THE REQUEST:
Using the data beneath, show every line that includes the word "repeated".

[Stored dataset items]

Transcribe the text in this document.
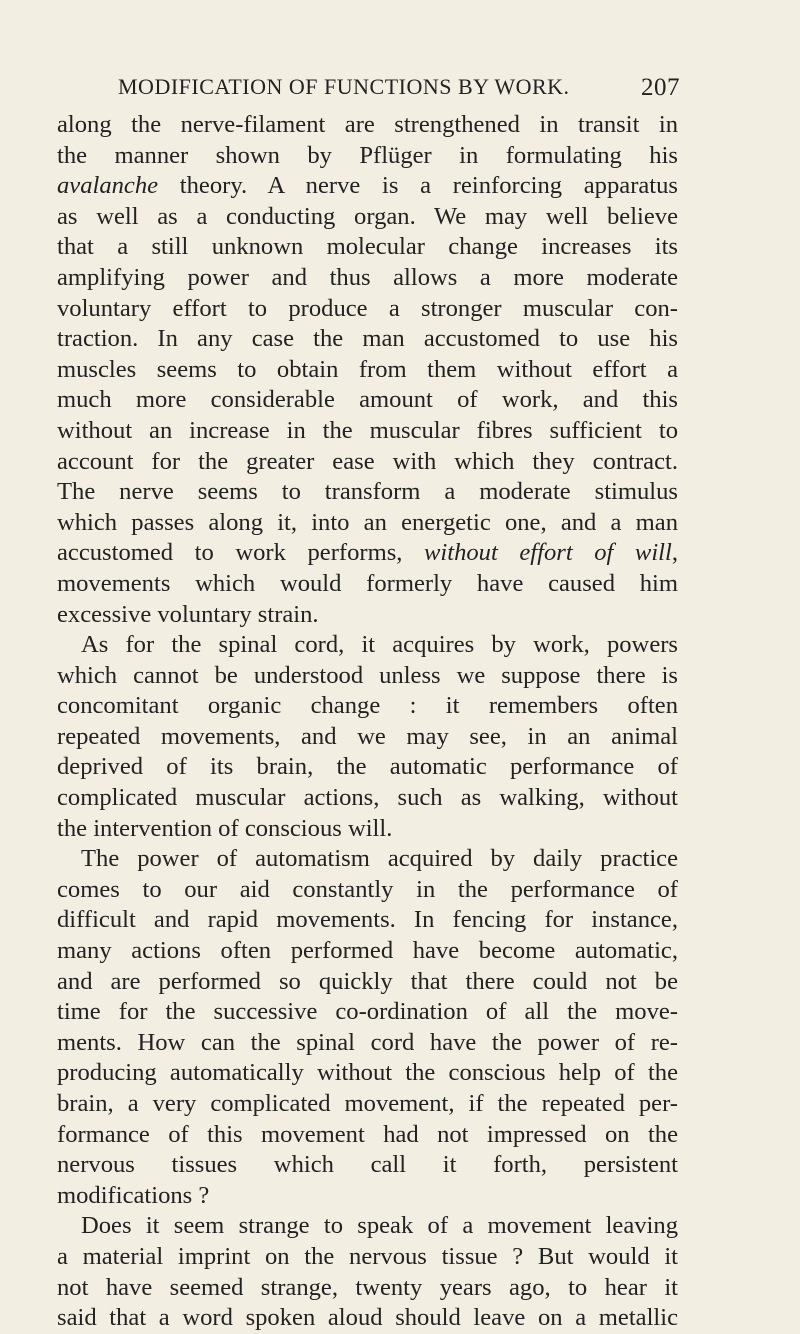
MODIFICATION OF FUNCTIONS BY WORK.	207
along the nerve-filament are strengthened in transit in
the manner shown by Pflüger in formulating his
avalanche theory. A nerve is a reinforcing apparatus
as well as a conducting organ. We may well believe
that a still unknown molecular change increases its
amplifying power and thus allows a more moderate
voluntary effort to produce a stronger muscular con-
traction. In any case the man accustomed to use his
muscles seems to obtain from them without effort a
much more considerable amount of work, and this
without an increase in the muscular fibres sufficient to
account for the greater ease with which they contract.
The nerve seems to transform a moderate stimulus
which passes along it, into an energetic one, and a man
accustomed to work performs, without effort of will,
movements which would formerly have caused him
excessive voluntary strain.
As for the spinal cord, it acquires by work, powers
which cannot be understood unless we suppose there is
concomitant organic change : it remembers often
repeated movements, and we may see, in an animal
deprived of its brain, the automatic performance of
complicated muscular actions, such as walking, without
the intervention of conscious will.
The power of automatism acquired by daily practice
comes to our aid constantly in the performance of
difficult and rapid movements. In fencing for instance,
many actions often performed have become automatic,
and are performed so quickly that there could not be
time for the successive co-ordination of all the move-
ments. How can the spinal cord have the power of re-
producing automatically without the conscious help of the
brain, a very complicated movement, if the repeated per-
formance of this movement had not impressed on the
nervous tissues which call it forth, persistent
modifications ?
Does it seem strange to speak of a movement leaving
a material imprint on the nervous tissue ? But would it
not have seemed strange, twenty years ago, to hear it
said that a word spoken aloud should leave on a metallic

SOLUTION TO THIS TASK:
repeated movements, and we may see, in an animal
brain, a very complicated movement, if the repeated per-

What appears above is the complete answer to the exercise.